-- start RAW DATA --

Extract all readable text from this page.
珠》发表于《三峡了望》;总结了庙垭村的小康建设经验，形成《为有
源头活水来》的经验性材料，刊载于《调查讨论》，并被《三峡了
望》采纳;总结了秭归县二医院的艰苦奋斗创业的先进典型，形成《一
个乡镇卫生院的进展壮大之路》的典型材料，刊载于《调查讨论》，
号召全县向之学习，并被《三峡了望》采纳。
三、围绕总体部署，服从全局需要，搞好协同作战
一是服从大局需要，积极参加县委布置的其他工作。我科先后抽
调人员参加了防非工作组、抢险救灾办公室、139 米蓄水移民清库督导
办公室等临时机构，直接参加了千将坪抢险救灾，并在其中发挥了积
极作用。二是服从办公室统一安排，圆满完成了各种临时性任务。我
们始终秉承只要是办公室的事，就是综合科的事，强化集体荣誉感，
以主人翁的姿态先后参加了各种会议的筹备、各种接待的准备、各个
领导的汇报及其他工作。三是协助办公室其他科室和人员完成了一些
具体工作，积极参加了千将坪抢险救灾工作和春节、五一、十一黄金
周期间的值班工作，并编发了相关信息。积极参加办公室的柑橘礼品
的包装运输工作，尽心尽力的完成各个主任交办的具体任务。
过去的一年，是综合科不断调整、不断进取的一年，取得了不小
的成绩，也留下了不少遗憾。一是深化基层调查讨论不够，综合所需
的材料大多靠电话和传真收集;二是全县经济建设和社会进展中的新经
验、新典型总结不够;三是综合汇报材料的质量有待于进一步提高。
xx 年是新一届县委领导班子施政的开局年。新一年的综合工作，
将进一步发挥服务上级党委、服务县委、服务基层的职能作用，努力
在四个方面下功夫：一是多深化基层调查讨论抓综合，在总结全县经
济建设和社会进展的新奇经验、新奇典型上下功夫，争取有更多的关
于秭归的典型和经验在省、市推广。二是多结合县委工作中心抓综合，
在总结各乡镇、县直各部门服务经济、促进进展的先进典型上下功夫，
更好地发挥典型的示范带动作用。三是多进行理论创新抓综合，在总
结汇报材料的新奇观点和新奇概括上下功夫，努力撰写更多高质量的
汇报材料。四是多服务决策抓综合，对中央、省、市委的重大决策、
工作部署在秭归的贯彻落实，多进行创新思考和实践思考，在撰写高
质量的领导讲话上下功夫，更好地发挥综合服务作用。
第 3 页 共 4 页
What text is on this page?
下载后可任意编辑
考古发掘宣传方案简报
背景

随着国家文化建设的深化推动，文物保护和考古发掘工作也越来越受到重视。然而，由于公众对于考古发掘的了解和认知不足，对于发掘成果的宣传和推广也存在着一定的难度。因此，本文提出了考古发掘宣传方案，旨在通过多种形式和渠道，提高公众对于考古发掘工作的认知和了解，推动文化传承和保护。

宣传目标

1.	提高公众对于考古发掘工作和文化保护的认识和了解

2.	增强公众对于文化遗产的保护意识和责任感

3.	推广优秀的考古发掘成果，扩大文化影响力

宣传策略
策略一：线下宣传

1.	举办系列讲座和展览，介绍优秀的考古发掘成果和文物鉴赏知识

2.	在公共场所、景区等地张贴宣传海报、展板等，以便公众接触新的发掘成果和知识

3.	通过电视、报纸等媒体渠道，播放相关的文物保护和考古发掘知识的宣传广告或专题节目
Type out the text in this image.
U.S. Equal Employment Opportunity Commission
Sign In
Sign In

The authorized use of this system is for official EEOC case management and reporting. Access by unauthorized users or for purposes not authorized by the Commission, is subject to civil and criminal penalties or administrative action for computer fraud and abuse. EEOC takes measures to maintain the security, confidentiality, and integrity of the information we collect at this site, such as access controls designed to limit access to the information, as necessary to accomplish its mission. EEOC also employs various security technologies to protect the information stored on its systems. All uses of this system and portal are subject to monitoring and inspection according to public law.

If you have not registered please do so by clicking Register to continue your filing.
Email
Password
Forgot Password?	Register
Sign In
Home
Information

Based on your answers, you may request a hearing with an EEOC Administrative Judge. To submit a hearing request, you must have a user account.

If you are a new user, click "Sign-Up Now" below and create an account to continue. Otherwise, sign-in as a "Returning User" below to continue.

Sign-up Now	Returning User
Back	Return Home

-- end RAW DATA --

▶ **TASK DESCRIPTION**
Copy out each line above, character for character.

▶ **THE COMPLETED TASK**
Extract all readable text from this page.
珠》发表于《三峡了望》;总结了庙垭村的小康建设经验，形成《为有
源头活水来》的经验性材料，刊载于《调查讨论》，并被《三峡了
望》采纳;总结了秭归县二医院的艰苦奋斗创业的先进典型，形成《一
个乡镇卫生院的进展壮大之路》的典型材料，刊载于《调查讨论》，
号召全县向之学习，并被《三峡了望》采纳。
三、围绕总体部署，服从全局需要，搞好协同作战
一是服从大局需要，积极参加县委布置的其他工作。我科先后抽
调人员参加了防非工作组、抢险救灾办公室、139 米蓄水移民清库督导
办公室等临时机构，直接参加了千将坪抢险救灾，并在其中发挥了积
极作用。二是服从办公室统一安排，圆满完成了各种临时性任务。我
们始终秉承只要是办公室的事，就是综合科的事，强化集体荣誉感，
以主人翁的姿态先后参加了各种会议的筹备、各种接待的准备、各个
领导的汇报及其他工作。三是协助办公室其他科室和人员完成了一些
具体工作，积极参加了千将坪抢险救灾工作和春节、五一、十一黄金
周期间的值班工作，并编发了相关信息。积极参加办公室的柑橘礼品
的包装运输工作，尽心尽力的完成各个主任交办的具体任务。
过去的一年，是综合科不断调整、不断进取的一年，取得了不小
的成绩，也留下了不少遗憾。一是深化基层调查讨论不够，综合所需
的材料大多靠电话和传真收集;二是全县经济建设和社会进展中的新经
验、新典型总结不够;三是综合汇报材料的质量有待于进一步提高。
xx 年是新一届县委领导班子施政的开局年。新一年的综合工作，
将进一步发挥服务上级党委、服务县委、服务基层的职能作用，努力
在四个方面下功夫：一是多深化基层调查讨论抓综合，在总结全县经
济建设和社会进展的新奇经验、新奇典型上下功夫，争取有更多的关
于秭归的典型和经验在省、市推广。二是多结合县委工作中心抓综合，
在总结各乡镇、县直各部门服务经济、促进进展的先进典型上下功夫，
更好地发挥典型的示范带动作用。三是多进行理论创新抓综合，在总
结汇报材料的新奇观点和新奇概括上下功夫，努力撰写更多高质量的
汇报材料。四是多服务决策抓综合，对中央、省、市委的重大决策、
工作部署在秭归的贯彻落实，多进行创新思考和实践思考，在撰写高
质量的领导讲话上下功夫，更好地发挥综合服务作用。
第 3 页 共 4 页
What text is on this page?
下载后可任意编辑
考古发掘宣传方案简报
背景

随着国家文化建设的深化推动，文物保护和考古发掘工作也越来越受到重视。然而，由于公众对于考古发掘的了解和认知不足，对于发掘成果的宣传和推广也存在着一定的难度。因此，本文提出了考古发掘宣传方案，旨在通过多种形式和渠道，提高公众对于考古发掘工作的认知和了解，推动文化传承和保护。

宣传目标

1.	提高公众对于考古发掘工作和文化保护的认识和了解

2.	增强公众对于文化遗产的保护意识和责任感

3.	推广优秀的考古发掘成果，扩大文化影响力

宣传策略
策略一：线下宣传

1.	举办系列讲座和展览，介绍优秀的考古发掘成果和文物鉴赏知识

2.	在公共场所、景区等地张贴宣传海报、展板等，以便公众接触新的发掘成果和知识

3.	通过电视、报纸等媒体渠道，播放相关的文物保护和考古发掘知识的宣传广告或专题节目
Type out the text in this image.
U.S. Equal Employment Opportunity Commission
Sign In
Sign In

The authorized use of this system is for official EEOC case management and reporting. Access by unauthorized users or for purposes not authorized by the Commission, is subject to civil and criminal penalties or administrative action for computer fraud and abuse. EEOC takes measures to maintain the security, confidentiality, and integrity of the information we collect at this site, such as access controls designed to limit access to the information, as necessary to accomplish its mission. EEOC also employs various security technologies to protect the information stored on its systems. All uses of this system and portal are subject to monitoring and inspection according to public law.

If you have not registered please do so by clicking Register to continue your filing.
Email
Password
Forgot Password?	Register
Sign In
Home
Information

Based on your answers, you may request a hearing with an EEOC Administrative Judge. To submit a hearing request, you must have a user account.

If you are a new user, click "Sign-Up Now" below and create an account to continue. Otherwise, sign-in as a "Returning User" below to continue.

Sign-up Now	Returning User
Back	Return Home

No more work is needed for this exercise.